>> START
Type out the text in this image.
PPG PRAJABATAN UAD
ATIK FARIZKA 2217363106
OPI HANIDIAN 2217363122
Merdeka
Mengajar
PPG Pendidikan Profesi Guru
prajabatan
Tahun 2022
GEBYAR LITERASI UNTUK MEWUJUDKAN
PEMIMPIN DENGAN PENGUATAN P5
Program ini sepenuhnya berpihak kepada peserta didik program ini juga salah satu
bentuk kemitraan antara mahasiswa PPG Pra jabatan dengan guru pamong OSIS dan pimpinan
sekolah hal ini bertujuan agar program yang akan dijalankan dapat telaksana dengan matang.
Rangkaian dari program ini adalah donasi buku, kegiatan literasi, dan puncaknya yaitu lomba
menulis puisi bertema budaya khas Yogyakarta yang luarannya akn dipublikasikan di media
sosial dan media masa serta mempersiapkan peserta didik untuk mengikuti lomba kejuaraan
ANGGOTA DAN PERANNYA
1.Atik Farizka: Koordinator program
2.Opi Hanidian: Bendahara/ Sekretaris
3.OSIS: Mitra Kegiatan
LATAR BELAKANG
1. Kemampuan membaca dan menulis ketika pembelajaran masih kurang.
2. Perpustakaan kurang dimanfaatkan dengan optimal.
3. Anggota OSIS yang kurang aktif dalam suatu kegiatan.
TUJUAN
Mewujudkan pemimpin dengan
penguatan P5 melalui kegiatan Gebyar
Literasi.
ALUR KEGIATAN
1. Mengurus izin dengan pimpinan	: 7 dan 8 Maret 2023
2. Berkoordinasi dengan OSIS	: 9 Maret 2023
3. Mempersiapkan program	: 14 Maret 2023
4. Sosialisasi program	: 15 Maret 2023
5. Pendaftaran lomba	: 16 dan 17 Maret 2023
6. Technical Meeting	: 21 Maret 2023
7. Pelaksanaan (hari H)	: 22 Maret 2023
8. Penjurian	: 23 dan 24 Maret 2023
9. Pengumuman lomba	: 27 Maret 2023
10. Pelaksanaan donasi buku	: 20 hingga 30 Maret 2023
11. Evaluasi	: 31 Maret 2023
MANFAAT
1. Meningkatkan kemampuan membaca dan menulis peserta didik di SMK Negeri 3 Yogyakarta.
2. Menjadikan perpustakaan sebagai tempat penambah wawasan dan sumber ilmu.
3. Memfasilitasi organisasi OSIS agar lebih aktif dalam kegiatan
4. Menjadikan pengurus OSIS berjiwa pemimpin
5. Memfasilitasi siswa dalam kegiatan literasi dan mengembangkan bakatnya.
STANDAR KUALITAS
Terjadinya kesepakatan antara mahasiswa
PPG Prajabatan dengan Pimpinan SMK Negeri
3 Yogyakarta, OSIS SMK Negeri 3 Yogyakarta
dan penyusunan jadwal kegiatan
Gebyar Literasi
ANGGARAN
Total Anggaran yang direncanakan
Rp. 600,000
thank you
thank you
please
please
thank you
>> END
>> START
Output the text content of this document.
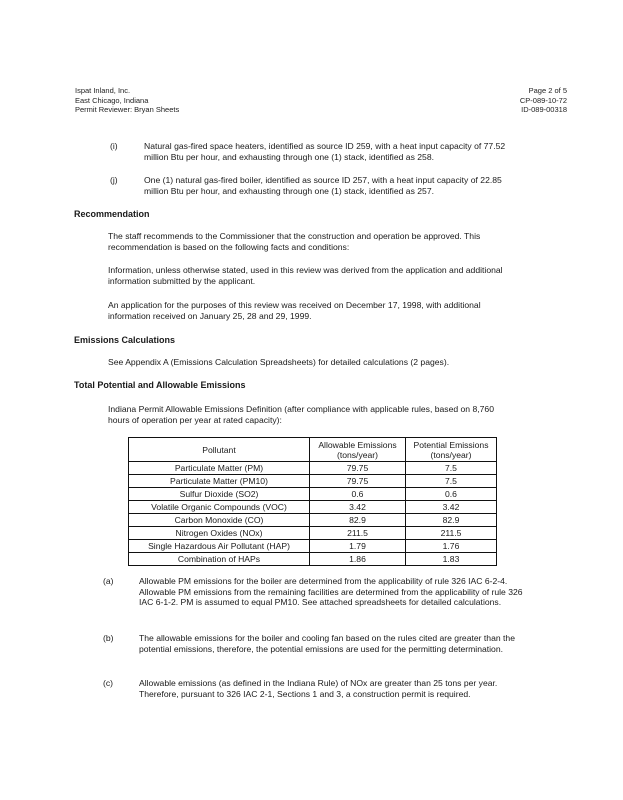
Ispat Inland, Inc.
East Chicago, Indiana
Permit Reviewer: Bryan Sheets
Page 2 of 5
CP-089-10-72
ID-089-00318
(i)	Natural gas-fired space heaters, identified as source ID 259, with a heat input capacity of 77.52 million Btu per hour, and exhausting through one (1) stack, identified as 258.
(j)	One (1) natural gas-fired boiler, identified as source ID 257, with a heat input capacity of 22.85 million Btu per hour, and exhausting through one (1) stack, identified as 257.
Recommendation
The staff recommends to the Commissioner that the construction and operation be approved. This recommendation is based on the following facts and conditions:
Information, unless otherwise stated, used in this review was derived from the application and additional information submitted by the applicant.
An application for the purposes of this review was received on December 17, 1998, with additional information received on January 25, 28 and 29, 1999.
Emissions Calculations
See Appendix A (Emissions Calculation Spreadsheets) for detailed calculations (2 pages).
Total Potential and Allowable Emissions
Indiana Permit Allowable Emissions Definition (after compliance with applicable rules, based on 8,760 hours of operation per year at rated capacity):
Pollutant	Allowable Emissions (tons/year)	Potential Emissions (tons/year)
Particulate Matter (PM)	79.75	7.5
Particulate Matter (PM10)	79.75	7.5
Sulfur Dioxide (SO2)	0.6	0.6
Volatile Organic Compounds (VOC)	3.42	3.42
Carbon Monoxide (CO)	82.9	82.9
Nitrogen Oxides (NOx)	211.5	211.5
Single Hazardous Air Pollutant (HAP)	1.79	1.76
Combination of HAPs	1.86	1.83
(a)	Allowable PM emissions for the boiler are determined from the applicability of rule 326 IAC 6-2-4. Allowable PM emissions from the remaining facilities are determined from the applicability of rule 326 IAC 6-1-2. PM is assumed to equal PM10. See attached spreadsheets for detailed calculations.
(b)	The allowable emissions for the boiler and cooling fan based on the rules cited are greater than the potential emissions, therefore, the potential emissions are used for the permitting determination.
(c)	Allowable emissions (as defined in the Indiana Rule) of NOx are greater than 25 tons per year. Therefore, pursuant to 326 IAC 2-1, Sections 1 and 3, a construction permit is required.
>> END
▶ [STATED PROBLEM]
Copy all lines from the listing that contain "application".

▶ [RESULT OF THIS EXERCISE]
Information, unless otherwise stated, used in this review was derived from the application and additional information submitted by the applicant.
An application for the purposes of this review was received on December 17, 1998, with additional information received on January 25, 28 and 29, 1999.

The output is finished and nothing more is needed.